# PROVIDED RECORDS

━━━━━━━━

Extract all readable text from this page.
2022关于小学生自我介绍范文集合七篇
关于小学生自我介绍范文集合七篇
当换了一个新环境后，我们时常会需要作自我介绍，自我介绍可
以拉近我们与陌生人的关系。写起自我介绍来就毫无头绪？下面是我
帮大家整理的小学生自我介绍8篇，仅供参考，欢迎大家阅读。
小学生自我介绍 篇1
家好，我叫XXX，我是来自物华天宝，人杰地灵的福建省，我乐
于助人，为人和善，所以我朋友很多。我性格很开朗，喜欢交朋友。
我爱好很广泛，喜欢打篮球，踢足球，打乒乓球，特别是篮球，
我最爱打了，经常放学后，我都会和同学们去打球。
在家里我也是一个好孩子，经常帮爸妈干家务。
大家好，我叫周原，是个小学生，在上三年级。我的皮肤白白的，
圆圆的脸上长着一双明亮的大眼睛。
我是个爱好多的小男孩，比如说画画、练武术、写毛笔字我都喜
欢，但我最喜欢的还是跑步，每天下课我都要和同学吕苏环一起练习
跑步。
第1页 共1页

━━━━━━━━

# REQUEST
Your task is to repeat every entry exactly.

# RESPONSE
Extract all readable text from this page.
2022关于小学生自我介绍范文集合七篇
关于小学生自我介绍范文集合七篇
当换了一个新环境后，我们时常会需要作自我介绍，自我介绍可
以拉近我们与陌生人的关系。写起自我介绍来就毫无头绪？下面是我
帮大家整理的小学生自我介绍8篇，仅供参考，欢迎大家阅读。
小学生自我介绍 篇1
家好，我叫XXX，我是来自物华天宝，人杰地灵的福建省，我乐
于助人，为人和善，所以我朋友很多。我性格很开朗，喜欢交朋友。
我爱好很广泛，喜欢打篮球，踢足球，打乒乓球，特别是篮球，
我最爱打了，经常放学后，我都会和同学们去打球。
在家里我也是一个好孩子，经常帮爸妈干家务。
大家好，我叫周原，是个小学生，在上三年级。我的皮肤白白的，
圆圆的脸上长着一双明亮的大眼睛。
我是个爱好多的小男孩，比如说画画、练武术、写毛笔字我都喜
欢，但我最喜欢的还是跑步，每天下课我都要和同学吕苏环一起练习
跑步。
第1页 共1页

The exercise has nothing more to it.